(Records from a data source)
+---+

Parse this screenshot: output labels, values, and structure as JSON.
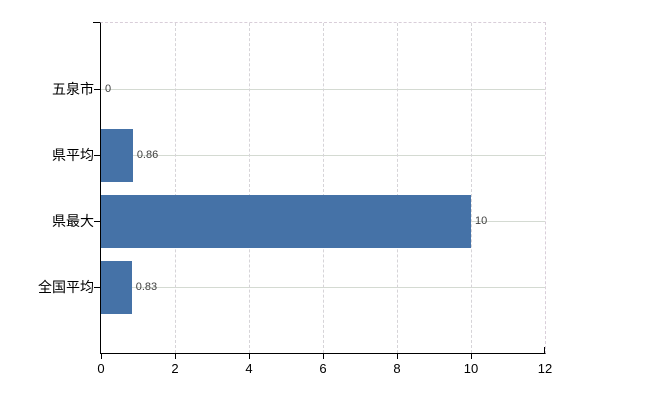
{
  "chart_data": {
    "type": "bar",
    "orientation": "horizontal",
    "title": "",
    "xlabel": "",
    "ylabel": "",
    "categories": [
      "五泉市",
      "県平均",
      "県最大",
      "全国平均"
    ],
    "values": [
      0,
      0.86,
      10,
      0.83
    ],
    "value_labels": [
      "0",
      "0.86",
      "10",
      "0.83"
    ],
    "xlim": [
      0,
      12
    ],
    "xticks": [
      0,
      2,
      4,
      6,
      8,
      10,
      12
    ],
    "xtick_labels": [
      "0",
      "2",
      "4",
      "6",
      "8",
      "10",
      "12"
    ],
    "grid": true,
    "legend": false,
    "colors": {
      "bar": "#4572a7",
      "axis": "#000000",
      "hgrid": "#d4dad2",
      "vgrid": "#d6d4d8",
      "plot_border_dashed": "#d9ced9",
      "value_label_text": "#3f3f3f",
      "tick_label_text": "#000000",
      "background": "#ffffff"
    }
  }
}
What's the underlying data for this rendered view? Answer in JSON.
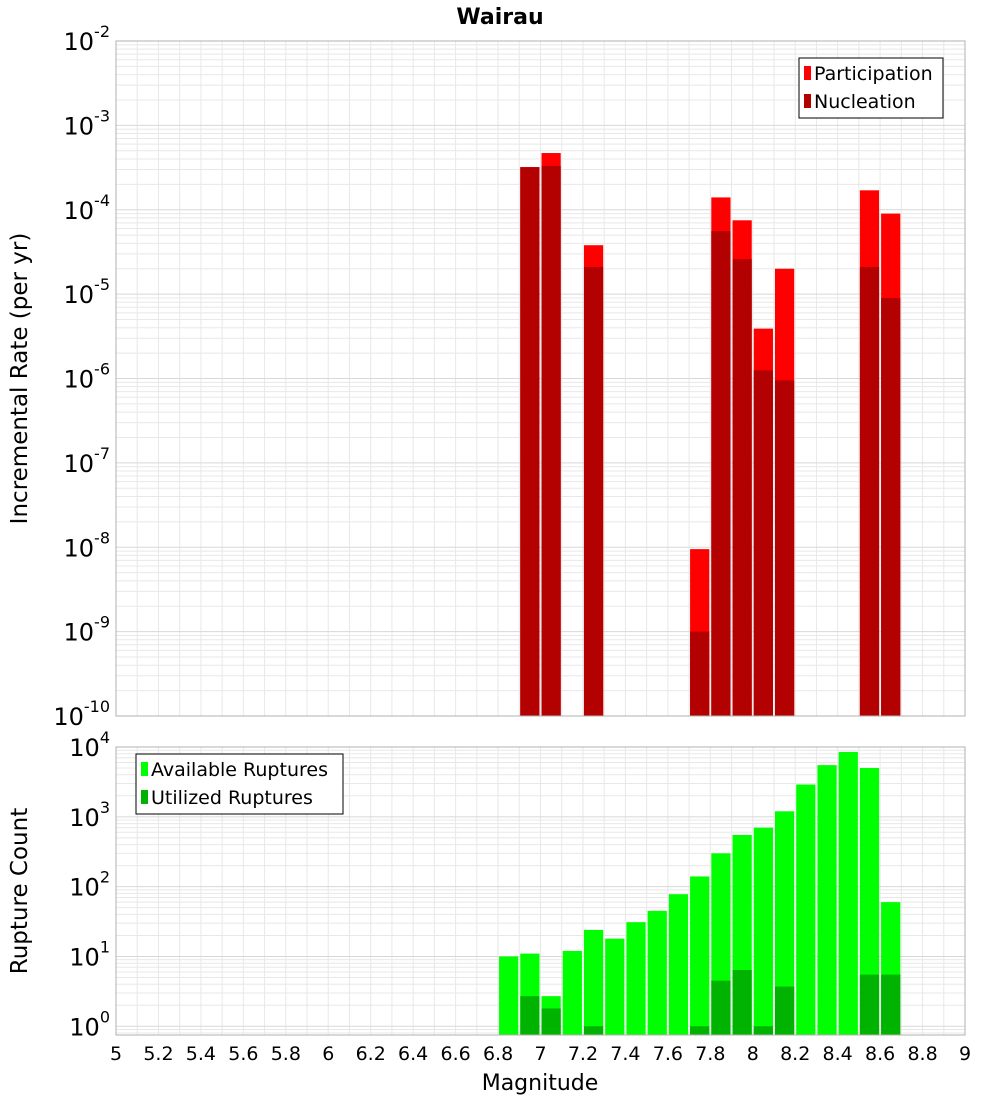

+---+

## Work to complete
Every line of text is to be repeated exactly; pictures are left out.

## Exercise solution
Parse this screenshot: output labels, values, and structure as JSON.
{
  "chart_data": {
    "type": "bar",
    "orientation": "horizontal",
    "title": "",
    "xlabel": "",
    "ylabel": "",
    "categories": [
      "五泉市",
      "県平均",
      "県最大",
      "全国平均"
    ],
    "values": [
      0,
      0.86,
      10,
      0.83
    ],
    "value_labels": [
      "0",
      "0.86",
      "10",
      "0.83"
    ],
    "xlim": [
      0,
      12
    ],
    "xticks": [
      0,
      2,
      4,
      6,
      8,
      10,
      12
    ],
    "xtick_labels": [
      "0",
      "2",
      "4",
      "6",
      "8",
      "10",
      "12"
    ],
    "grid": true,
    "legend": false,
    "colors": {
      "bar": "#4572a7",
      "axis": "#000000",
      "hgrid": "#d4dad2",
      "vgrid": "#d6d4d8",
      "plot_border_dashed": "#d9ced9",
      "value_label_text": "#3f3f3f",
      "tick_label_text": "#000000",
      "background": "#ffffff"
    }
  }
}
What's the underlying data for this rendered view? Answer in JSON.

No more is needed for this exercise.